Make an exact copy of the records, dropping all pictures.
◆ ◆ ◆ ◆ ◆ ◆ ◆
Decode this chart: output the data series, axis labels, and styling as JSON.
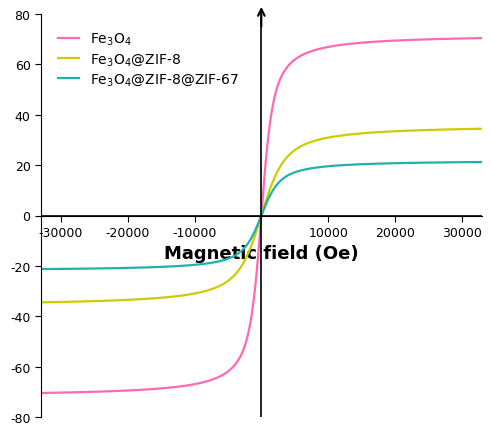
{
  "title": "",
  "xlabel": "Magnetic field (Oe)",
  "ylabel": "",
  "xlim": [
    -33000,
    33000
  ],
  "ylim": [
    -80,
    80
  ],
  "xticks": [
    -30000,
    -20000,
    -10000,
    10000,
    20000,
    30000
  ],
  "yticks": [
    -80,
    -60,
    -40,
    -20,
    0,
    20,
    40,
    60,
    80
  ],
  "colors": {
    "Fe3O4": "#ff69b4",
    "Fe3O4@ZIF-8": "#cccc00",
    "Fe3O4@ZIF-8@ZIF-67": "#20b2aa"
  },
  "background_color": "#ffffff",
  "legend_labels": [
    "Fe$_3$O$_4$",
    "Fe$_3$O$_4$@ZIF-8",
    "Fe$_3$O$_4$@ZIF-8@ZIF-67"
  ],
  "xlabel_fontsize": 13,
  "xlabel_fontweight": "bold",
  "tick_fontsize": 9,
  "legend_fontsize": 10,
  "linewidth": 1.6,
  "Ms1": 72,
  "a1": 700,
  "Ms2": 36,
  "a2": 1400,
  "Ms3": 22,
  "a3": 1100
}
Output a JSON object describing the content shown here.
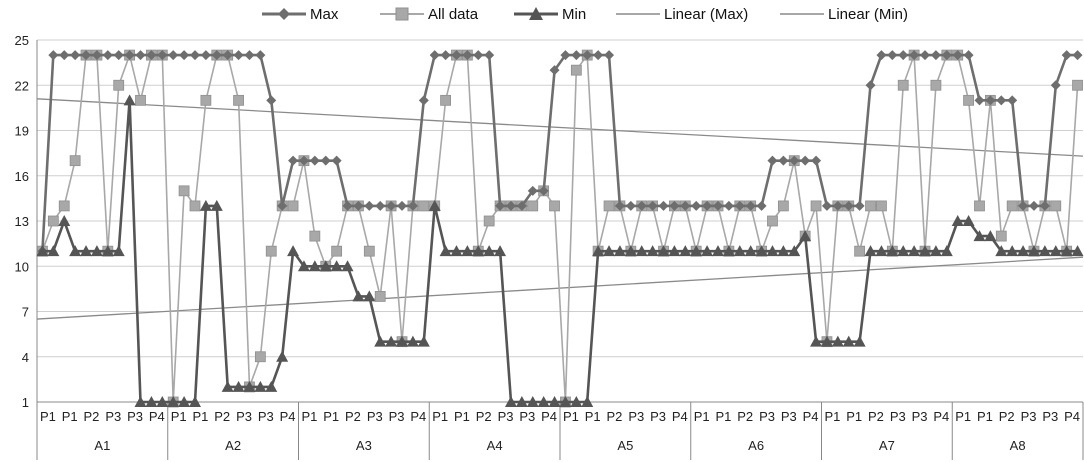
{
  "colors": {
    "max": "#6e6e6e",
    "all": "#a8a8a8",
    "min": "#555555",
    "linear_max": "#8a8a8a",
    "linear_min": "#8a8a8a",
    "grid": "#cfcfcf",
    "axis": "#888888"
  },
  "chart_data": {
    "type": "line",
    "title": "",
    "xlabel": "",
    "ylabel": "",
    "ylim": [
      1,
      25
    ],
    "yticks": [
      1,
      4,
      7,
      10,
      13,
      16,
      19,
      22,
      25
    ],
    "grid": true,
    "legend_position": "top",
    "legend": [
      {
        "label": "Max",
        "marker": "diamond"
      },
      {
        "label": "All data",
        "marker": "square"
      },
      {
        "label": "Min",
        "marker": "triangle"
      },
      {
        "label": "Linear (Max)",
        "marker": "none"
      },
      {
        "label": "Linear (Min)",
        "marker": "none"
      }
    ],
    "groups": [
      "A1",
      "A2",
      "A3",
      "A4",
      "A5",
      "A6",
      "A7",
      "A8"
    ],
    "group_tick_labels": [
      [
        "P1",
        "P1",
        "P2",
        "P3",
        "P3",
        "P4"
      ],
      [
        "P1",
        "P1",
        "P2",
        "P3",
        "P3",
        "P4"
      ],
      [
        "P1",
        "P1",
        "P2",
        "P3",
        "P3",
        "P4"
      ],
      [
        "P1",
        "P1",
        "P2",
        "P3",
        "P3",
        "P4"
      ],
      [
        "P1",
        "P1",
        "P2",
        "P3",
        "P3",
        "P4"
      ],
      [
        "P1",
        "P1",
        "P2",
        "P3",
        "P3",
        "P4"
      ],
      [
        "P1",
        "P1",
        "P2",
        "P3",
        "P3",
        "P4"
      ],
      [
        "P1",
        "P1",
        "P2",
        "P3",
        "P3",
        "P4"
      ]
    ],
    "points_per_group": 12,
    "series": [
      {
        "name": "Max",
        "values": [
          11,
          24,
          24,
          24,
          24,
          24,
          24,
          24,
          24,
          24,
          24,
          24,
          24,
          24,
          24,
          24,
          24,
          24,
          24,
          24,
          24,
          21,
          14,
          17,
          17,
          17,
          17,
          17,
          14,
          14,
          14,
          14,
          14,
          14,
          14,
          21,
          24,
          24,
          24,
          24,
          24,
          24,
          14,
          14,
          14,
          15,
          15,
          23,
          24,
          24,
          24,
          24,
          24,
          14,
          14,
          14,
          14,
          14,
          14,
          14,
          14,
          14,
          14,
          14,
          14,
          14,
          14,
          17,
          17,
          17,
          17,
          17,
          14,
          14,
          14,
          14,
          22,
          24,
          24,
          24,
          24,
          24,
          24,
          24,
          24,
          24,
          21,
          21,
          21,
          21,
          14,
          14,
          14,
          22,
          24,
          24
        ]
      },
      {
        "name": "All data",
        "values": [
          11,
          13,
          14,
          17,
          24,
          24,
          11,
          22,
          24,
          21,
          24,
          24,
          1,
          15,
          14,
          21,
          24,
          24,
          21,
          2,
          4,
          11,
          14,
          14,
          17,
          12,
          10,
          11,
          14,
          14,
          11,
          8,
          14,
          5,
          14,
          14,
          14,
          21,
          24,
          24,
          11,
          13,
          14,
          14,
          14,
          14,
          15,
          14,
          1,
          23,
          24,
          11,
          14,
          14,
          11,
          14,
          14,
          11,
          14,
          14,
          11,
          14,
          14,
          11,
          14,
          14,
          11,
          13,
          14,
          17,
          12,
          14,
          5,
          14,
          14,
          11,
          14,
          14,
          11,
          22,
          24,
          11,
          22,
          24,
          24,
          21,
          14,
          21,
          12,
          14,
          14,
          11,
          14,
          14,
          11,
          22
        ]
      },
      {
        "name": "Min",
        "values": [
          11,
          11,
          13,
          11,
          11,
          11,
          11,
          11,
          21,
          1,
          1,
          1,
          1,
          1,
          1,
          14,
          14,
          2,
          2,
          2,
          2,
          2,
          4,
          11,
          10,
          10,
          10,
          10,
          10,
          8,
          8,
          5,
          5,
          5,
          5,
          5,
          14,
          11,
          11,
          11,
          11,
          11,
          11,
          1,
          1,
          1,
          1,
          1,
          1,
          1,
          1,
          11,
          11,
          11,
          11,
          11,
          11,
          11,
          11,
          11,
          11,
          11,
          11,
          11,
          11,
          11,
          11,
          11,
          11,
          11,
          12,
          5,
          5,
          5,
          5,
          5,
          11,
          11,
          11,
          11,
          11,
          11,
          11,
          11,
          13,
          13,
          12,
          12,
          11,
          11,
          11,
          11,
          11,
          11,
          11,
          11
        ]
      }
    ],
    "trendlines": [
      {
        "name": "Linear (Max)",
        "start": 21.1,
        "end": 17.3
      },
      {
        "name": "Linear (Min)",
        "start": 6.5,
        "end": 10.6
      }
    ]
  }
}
◆ ◆ ◆ ◆ ◆ ◆ ◆
> ANSWER:
Decode this chart: output the data series, axis labels, and styling as JSON.
{
  "title": "",
  "xlabel": "Magnetic field (Oe)",
  "ylabel": "",
  "xlim": [
    -33000,
    33000
  ],
  "ylim": [
    -80,
    80
  ],
  "xticks": [
    -30000,
    -20000,
    -10000,
    10000,
    20000,
    30000
  ],
  "yticks": [
    -80,
    -60,
    -40,
    -20,
    0,
    20,
    40,
    60,
    80
  ],
  "colors": {
    "Fe3O4": "#ff69b4",
    "Fe3O4@ZIF-8": "#cccc00",
    "Fe3O4@ZIF-8@ZIF-67": "#20b2aa"
  },
  "background_color": "#ffffff",
  "legend_labels": [
    "Fe$_3$O$_4$",
    "Fe$_3$O$_4$@ZIF-8",
    "Fe$_3$O$_4$@ZIF-8@ZIF-67"
  ],
  "xlabel_fontsize": 13,
  "xlabel_fontweight": "bold",
  "tick_fontsize": 9,
  "legend_fontsize": 10,
  "linewidth": 1.6,
  "Ms1": 72,
  "a1": 700,
  "Ms2": 36,
  "a2": 1400,
  "Ms3": 22,
  "a3": 1100
}
Output a JSON object describing the content shown here.
{
  "colors": {
    "max": "#6e6e6e",
    "all": "#a8a8a8",
    "min": "#555555",
    "linear_max": "#8a8a8a",
    "linear_min": "#8a8a8a",
    "grid": "#cfcfcf",
    "axis": "#888888"
  },
  "chart_data": {
    "type": "line",
    "title": "",
    "xlabel": "",
    "ylabel": "",
    "ylim": [
      1,
      25
    ],
    "yticks": [
      1,
      4,
      7,
      10,
      13,
      16,
      19,
      22,
      25
    ],
    "grid": true,
    "legend_position": "top",
    "legend": [
      {
        "label": "Max",
        "marker": "diamond"
      },
      {
        "label": "All data",
        "marker": "square"
      },
      {
        "label": "Min",
        "marker": "triangle"
      },
      {
        "label": "Linear (Max)",
        "marker": "none"
      },
      {
        "label": "Linear (Min)",
        "marker": "none"
      }
    ],
    "groups": [
      "A1",
      "A2",
      "A3",
      "A4",
      "A5",
      "A6",
      "A7",
      "A8"
    ],
    "group_tick_labels": [
      [
        "P1",
        "P1",
        "P2",
        "P3",
        "P3",
        "P4"
      ],
      [
        "P1",
        "P1",
        "P2",
        "P3",
        "P3",
        "P4"
      ],
      [
        "P1",
        "P1",
        "P2",
        "P3",
        "P3",
        "P4"
      ],
      [
        "P1",
        "P1",
        "P2",
        "P3",
        "P3",
        "P4"
      ],
      [
        "P1",
        "P1",
        "P2",
        "P3",
        "P3",
        "P4"
      ],
      [
        "P1",
        "P1",
        "P2",
        "P3",
        "P3",
        "P4"
      ],
      [
        "P1",
        "P1",
        "P2",
        "P3",
        "P3",
        "P4"
      ],
      [
        "P1",
        "P1",
        "P2",
        "P3",
        "P3",
        "P4"
      ]
    ],
    "points_per_group": 12,
    "series": [
      {
        "name": "Max",
        "values": [
          11,
          24,
          24,
          24,
          24,
          24,
          24,
          24,
          24,
          24,
          24,
          24,
          24,
          24,
          24,
          24,
          24,
          24,
          24,
          24,
          24,
          21,
          14,
          17,
          17,
          17,
          17,
          17,
          14,
          14,
          14,
          14,
          14,
          14,
          14,
          21,
          24,
          24,
          24,
          24,
          24,
          24,
          14,
          14,
          14,
          15,
          15,
          23,
          24,
          24,
          24,
          24,
          24,
          14,
          14,
          14,
          14,
          14,
          14,
          14,
          14,
          14,
          14,
          14,
          14,
          14,
          14,
          17,
          17,
          17,
          17,
          17,
          14,
          14,
          14,
          14,
          22,
          24,
          24,
          24,
          24,
          24,
          24,
          24,
          24,
          24,
          21,
          21,
          21,
          21,
          14,
          14,
          14,
          22,
          24,
          24
        ]
      },
      {
        "name": "All data",
        "values": [
          11,
          13,
          14,
          17,
          24,
          24,
          11,
          22,
          24,
          21,
          24,
          24,
          1,
          15,
          14,
          21,
          24,
          24,
          21,
          2,
          4,
          11,
          14,
          14,
          17,
          12,
          10,
          11,
          14,
          14,
          11,
          8,
          14,
          5,
          14,
          14,
          14,
          21,
          24,
          24,
          11,
          13,
          14,
          14,
          14,
          14,
          15,
          14,
          1,
          23,
          24,
          11,
          14,
          14,
          11,
          14,
          14,
          11,
          14,
          14,
          11,
          14,
          14,
          11,
          14,
          14,
          11,
          13,
          14,
          17,
          12,
          14,
          5,
          14,
          14,
          11,
          14,
          14,
          11,
          22,
          24,
          11,
          22,
          24,
          24,
          21,
          14,
          21,
          12,
          14,
          14,
          11,
          14,
          14,
          11,
          22
        ]
      },
      {
        "name": "Min",
        "values": [
          11,
          11,
          13,
          11,
          11,
          11,
          11,
          11,
          21,
          1,
          1,
          1,
          1,
          1,
          1,
          14,
          14,
          2,
          2,
          2,
          2,
          2,
          4,
          11,
          10,
          10,
          10,
          10,
          10,
          8,
          8,
          5,
          5,
          5,
          5,
          5,
          14,
          11,
          11,
          11,
          11,
          11,
          11,
          1,
          1,
          1,
          1,
          1,
          1,
          1,
          1,
          11,
          11,
          11,
          11,
          11,
          11,
          11,
          11,
          11,
          11,
          11,
          11,
          11,
          11,
          11,
          11,
          11,
          11,
          11,
          12,
          5,
          5,
          5,
          5,
          5,
          11,
          11,
          11,
          11,
          11,
          11,
          11,
          11,
          13,
          13,
          12,
          12,
          11,
          11,
          11,
          11,
          11,
          11,
          11,
          11
        ]
      }
    ],
    "trendlines": [
      {
        "name": "Linear (Max)",
        "start": 21.1,
        "end": 17.3
      },
      {
        "name": "Linear (Min)",
        "start": 6.5,
        "end": 10.6
      }
    ]
  }
}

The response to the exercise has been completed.